▸ **EXERCISE AIM**
Could you write out every record below exactly, leaving out any pictures?

▸ **DATASET ROWS**
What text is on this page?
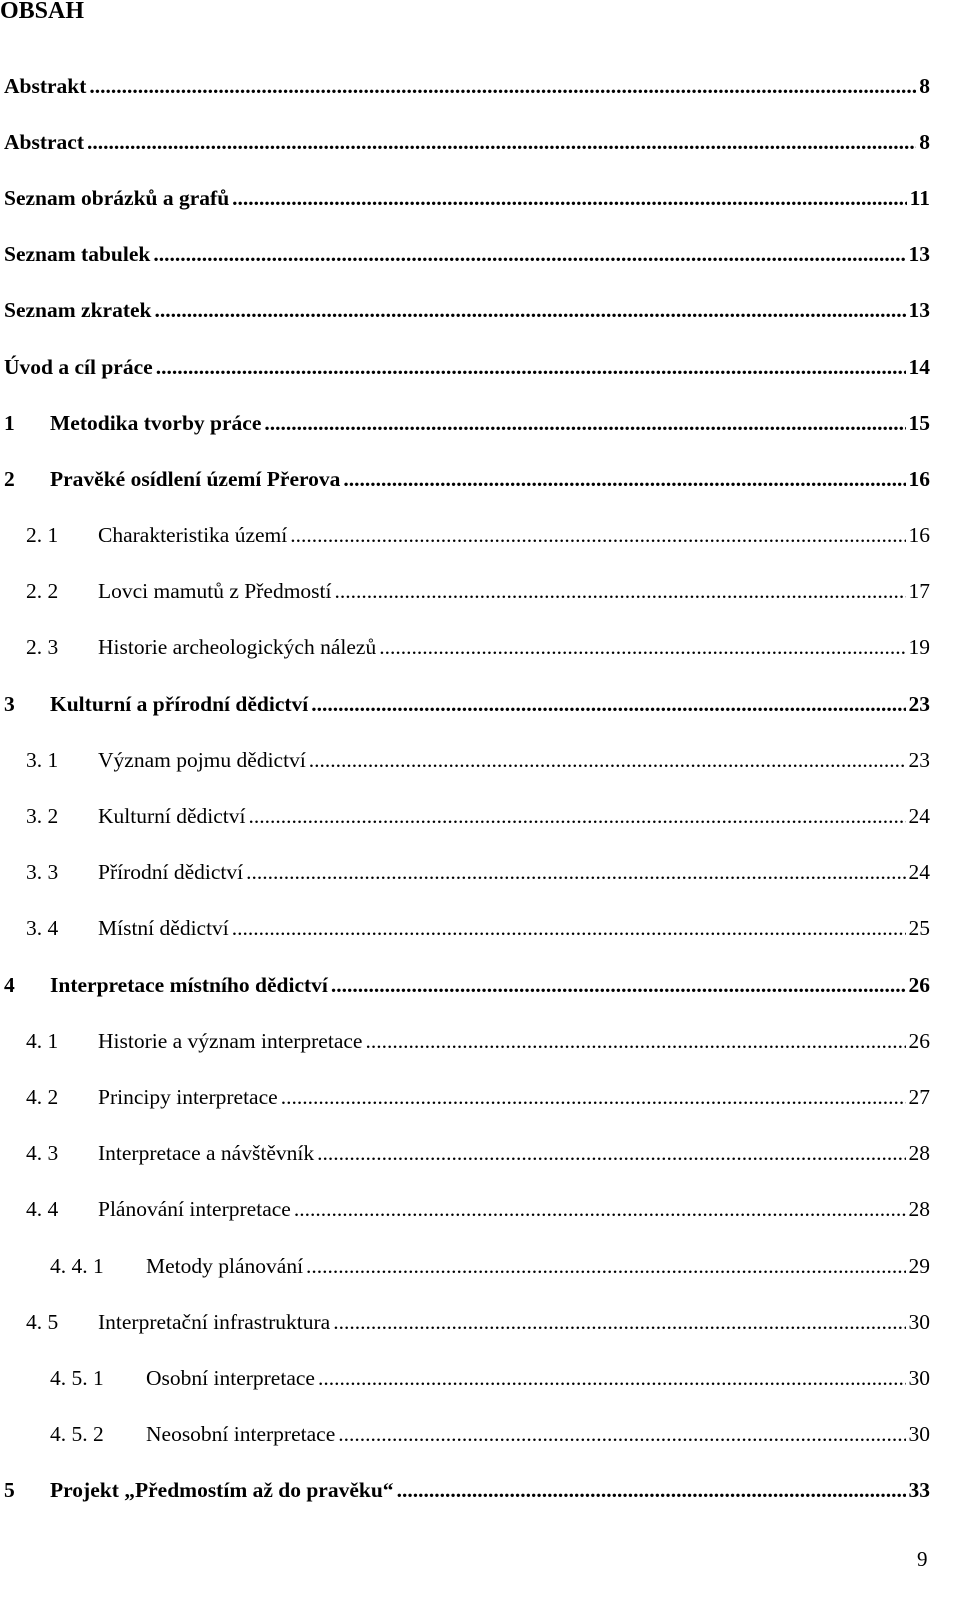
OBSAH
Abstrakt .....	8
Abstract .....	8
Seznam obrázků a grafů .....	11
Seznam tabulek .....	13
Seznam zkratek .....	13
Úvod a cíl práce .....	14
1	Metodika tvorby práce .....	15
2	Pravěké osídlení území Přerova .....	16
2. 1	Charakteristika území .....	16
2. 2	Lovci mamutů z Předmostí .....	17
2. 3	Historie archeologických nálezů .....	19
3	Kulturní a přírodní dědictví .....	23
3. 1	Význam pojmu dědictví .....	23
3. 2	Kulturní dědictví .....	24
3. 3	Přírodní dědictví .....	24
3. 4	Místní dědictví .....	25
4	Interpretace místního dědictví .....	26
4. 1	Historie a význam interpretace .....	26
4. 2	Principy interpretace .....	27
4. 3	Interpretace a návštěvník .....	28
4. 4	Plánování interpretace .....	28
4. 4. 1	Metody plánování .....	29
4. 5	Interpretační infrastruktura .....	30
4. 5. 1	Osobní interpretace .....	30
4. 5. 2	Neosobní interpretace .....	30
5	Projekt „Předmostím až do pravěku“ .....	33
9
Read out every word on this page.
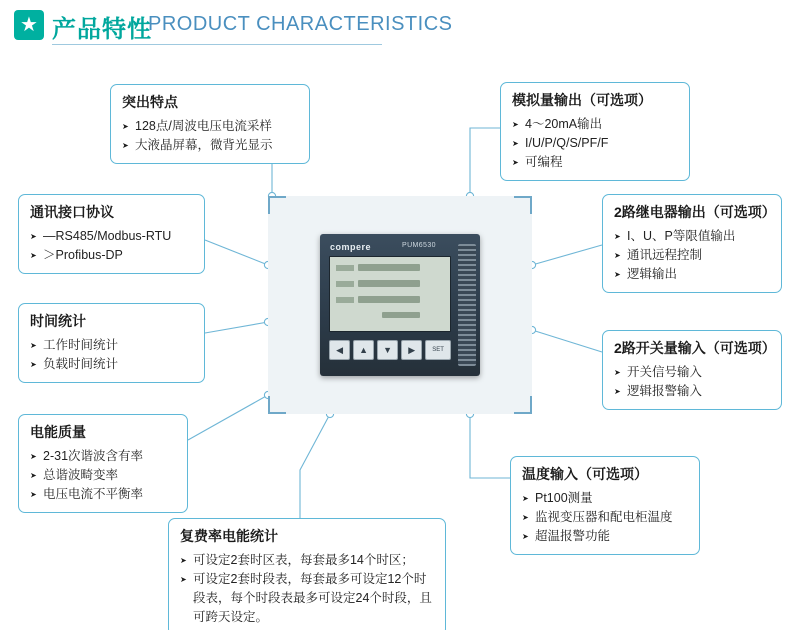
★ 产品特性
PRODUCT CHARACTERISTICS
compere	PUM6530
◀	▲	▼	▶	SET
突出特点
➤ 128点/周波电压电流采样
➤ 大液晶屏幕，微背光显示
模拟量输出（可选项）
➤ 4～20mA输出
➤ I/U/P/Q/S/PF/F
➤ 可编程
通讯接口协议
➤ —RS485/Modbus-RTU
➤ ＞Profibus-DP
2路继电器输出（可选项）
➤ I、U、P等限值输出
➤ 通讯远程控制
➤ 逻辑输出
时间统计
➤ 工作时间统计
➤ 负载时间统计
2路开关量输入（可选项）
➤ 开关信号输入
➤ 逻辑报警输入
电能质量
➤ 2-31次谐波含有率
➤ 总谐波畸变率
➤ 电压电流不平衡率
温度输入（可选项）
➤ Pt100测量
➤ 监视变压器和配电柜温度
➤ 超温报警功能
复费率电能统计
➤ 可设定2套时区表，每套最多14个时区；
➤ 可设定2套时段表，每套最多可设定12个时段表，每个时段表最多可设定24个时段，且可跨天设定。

▸ **ANSWER FOR THIS EXERCISE**
What text is on this page?
OBSAH
Abstrakt .....	8
Abstract .....	8
Seznam obrázků a grafů .....	11
Seznam tabulek .....	13
Seznam zkratek .....	13
Úvod a cíl práce .....	14
1	Metodika tvorby práce .....	15
2	Pravěké osídlení území Přerova .....	16
2. 1	Charakteristika území .....	16
2. 2	Lovci mamutů z Předmostí .....	17
2. 3	Historie archeologických nálezů .....	19
3	Kulturní a přírodní dědictví .....	23
3. 1	Význam pojmu dědictví .....	23
3. 2	Kulturní dědictví .....	24
3. 3	Přírodní dědictví .....	24
3. 4	Místní dědictví .....	25
4	Interpretace místního dědictví .....	26
4. 1	Historie a význam interpretace .....	26
4. 2	Principy interpretace .....	27
4. 3	Interpretace a návštěvník .....	28
4. 4	Plánování interpretace .....	28
4. 4. 1	Metody plánování .....	29
4. 5	Interpretační infrastruktura .....	30
4. 5. 1	Osobní interpretace .....	30
4. 5. 2	Neosobní interpretace .....	30
5	Projekt „Předmostím až do pravěku“ .....	33
9
Read out every word on this page.
★ 产品特性
PRODUCT CHARACTERISTICS
compere	PUM6530
◀	▲	▼	▶	SET
突出特点
➤ 128点/周波电压电流采样
➤ 大液晶屏幕，微背光显示
模拟量输出（可选项）
➤ 4～20mA输出
➤ I/U/P/Q/S/PF/F
➤ 可编程
通讯接口协议
➤ —RS485/Modbus-RTU
➤ ＞Profibus-DP
2路继电器输出（可选项）
➤ I、U、P等限值输出
➤ 通讯远程控制
➤ 逻辑输出
时间统计
➤ 工作时间统计
➤ 负载时间统计
2路开关量输入（可选项）
➤ 开关信号输入
➤ 逻辑报警输入
电能质量
➤ 2-31次谐波含有率
➤ 总谐波畸变率
➤ 电压电流不平衡率
温度输入（可选项）
➤ Pt100测量
➤ 监视变压器和配电柜温度
➤ 超温报警功能
复费率电能统计
➤ 可设定2套时区表，每套最多14个时区；
➤ 可设定2套时段表，每套最多可设定12个时段表，每个时段表最多可设定24个时段，且可跨天设定。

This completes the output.